What is expected: List every line below containing "circuit".

Dataset items:

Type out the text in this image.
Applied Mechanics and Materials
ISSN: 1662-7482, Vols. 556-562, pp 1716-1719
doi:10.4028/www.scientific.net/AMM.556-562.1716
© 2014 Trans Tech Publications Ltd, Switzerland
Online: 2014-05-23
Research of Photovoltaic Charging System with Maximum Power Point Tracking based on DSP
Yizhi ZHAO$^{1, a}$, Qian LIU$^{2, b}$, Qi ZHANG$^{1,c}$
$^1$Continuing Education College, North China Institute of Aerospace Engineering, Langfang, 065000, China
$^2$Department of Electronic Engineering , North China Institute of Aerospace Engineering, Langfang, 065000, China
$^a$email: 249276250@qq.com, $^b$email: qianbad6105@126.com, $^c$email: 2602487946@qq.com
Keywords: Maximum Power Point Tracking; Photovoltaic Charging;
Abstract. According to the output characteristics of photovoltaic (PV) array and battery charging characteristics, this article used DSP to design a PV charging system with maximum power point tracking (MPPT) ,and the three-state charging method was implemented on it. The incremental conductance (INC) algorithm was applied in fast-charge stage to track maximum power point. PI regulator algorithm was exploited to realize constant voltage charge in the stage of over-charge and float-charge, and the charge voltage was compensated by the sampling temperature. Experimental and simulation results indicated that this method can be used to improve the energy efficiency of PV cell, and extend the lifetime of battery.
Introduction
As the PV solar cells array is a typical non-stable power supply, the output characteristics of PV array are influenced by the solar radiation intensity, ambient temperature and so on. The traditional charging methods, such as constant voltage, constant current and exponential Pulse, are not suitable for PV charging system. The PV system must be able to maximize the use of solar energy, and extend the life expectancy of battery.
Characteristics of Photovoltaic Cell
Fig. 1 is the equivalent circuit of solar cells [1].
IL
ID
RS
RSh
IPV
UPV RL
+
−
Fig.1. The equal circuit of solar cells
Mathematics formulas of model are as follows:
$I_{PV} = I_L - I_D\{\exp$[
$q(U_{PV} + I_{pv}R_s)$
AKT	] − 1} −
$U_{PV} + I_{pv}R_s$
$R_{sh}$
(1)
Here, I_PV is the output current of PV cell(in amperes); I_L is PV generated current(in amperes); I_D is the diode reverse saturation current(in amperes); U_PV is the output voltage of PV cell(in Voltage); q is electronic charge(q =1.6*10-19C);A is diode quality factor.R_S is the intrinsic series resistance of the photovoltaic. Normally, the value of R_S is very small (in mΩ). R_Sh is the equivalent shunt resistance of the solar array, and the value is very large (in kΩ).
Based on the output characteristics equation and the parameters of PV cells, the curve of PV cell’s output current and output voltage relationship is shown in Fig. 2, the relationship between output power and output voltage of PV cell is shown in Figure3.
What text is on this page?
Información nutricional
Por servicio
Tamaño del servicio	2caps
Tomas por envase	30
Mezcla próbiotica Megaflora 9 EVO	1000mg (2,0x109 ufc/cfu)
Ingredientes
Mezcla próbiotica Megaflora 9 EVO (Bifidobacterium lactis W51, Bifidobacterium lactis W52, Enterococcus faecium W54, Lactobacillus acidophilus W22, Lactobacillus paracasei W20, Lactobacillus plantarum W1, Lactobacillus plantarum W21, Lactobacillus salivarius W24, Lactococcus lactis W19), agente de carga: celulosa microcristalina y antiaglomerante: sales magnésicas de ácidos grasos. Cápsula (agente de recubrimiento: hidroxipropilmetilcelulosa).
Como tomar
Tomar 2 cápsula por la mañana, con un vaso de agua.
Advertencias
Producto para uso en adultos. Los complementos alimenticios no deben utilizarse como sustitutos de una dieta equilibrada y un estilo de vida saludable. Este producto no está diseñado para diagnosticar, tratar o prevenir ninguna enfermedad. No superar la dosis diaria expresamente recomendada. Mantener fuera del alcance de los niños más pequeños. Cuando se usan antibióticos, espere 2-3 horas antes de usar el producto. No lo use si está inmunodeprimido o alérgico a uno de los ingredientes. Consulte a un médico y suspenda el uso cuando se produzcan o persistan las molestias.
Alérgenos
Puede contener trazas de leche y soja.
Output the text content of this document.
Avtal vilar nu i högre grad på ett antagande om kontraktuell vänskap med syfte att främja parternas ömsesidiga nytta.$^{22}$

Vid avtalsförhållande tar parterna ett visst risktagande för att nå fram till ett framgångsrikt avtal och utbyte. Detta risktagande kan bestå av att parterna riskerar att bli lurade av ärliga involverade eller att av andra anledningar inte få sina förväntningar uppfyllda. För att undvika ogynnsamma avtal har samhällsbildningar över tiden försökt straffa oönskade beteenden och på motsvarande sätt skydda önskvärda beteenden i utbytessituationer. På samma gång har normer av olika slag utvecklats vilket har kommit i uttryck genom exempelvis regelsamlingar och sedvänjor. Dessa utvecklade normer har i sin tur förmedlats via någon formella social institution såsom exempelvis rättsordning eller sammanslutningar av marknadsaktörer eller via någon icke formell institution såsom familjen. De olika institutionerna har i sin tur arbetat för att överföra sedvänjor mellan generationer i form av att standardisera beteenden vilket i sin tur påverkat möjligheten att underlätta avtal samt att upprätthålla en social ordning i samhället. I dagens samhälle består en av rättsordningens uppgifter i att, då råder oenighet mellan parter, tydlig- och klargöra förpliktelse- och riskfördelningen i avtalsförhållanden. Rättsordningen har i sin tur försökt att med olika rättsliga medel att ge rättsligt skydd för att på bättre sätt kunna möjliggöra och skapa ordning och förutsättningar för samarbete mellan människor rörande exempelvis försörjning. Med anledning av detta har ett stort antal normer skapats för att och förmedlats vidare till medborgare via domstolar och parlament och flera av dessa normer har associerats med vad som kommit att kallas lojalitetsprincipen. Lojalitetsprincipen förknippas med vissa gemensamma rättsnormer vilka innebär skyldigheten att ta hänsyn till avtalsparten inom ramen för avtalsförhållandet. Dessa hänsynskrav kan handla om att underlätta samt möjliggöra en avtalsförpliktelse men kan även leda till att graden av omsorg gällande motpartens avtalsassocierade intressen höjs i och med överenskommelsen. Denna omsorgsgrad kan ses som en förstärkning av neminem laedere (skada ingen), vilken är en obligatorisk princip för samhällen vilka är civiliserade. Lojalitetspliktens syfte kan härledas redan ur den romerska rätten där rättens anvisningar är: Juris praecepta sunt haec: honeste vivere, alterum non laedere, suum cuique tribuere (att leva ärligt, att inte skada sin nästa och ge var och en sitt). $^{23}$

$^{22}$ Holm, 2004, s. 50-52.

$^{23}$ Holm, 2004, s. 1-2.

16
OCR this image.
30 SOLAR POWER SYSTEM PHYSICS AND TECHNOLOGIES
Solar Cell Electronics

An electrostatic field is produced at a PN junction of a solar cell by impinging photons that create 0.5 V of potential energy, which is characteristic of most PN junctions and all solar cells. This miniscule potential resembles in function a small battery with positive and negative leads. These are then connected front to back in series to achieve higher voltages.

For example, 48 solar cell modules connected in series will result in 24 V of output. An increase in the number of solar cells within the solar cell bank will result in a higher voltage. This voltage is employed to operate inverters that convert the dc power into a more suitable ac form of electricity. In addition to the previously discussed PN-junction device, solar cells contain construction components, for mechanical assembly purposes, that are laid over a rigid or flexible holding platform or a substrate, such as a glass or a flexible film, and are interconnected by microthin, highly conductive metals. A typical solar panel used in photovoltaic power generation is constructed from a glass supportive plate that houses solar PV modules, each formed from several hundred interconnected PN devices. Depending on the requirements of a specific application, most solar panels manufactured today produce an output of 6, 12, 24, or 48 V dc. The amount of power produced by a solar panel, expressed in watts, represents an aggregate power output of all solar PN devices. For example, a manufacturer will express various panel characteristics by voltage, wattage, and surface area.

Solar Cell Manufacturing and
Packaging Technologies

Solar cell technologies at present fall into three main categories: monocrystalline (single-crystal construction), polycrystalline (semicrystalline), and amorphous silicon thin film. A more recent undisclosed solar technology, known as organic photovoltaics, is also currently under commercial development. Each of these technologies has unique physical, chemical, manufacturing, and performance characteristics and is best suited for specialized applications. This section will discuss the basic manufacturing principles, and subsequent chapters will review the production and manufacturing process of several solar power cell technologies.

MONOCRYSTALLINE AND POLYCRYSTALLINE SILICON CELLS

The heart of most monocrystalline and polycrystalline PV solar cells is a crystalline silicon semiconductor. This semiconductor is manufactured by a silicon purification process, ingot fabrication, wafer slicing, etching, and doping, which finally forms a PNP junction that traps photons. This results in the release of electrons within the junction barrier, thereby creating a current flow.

Exercise answer:
Fig. 1 is the equivalent circuit of solar cells [1].
Fig.1. The equal circuit of solar cells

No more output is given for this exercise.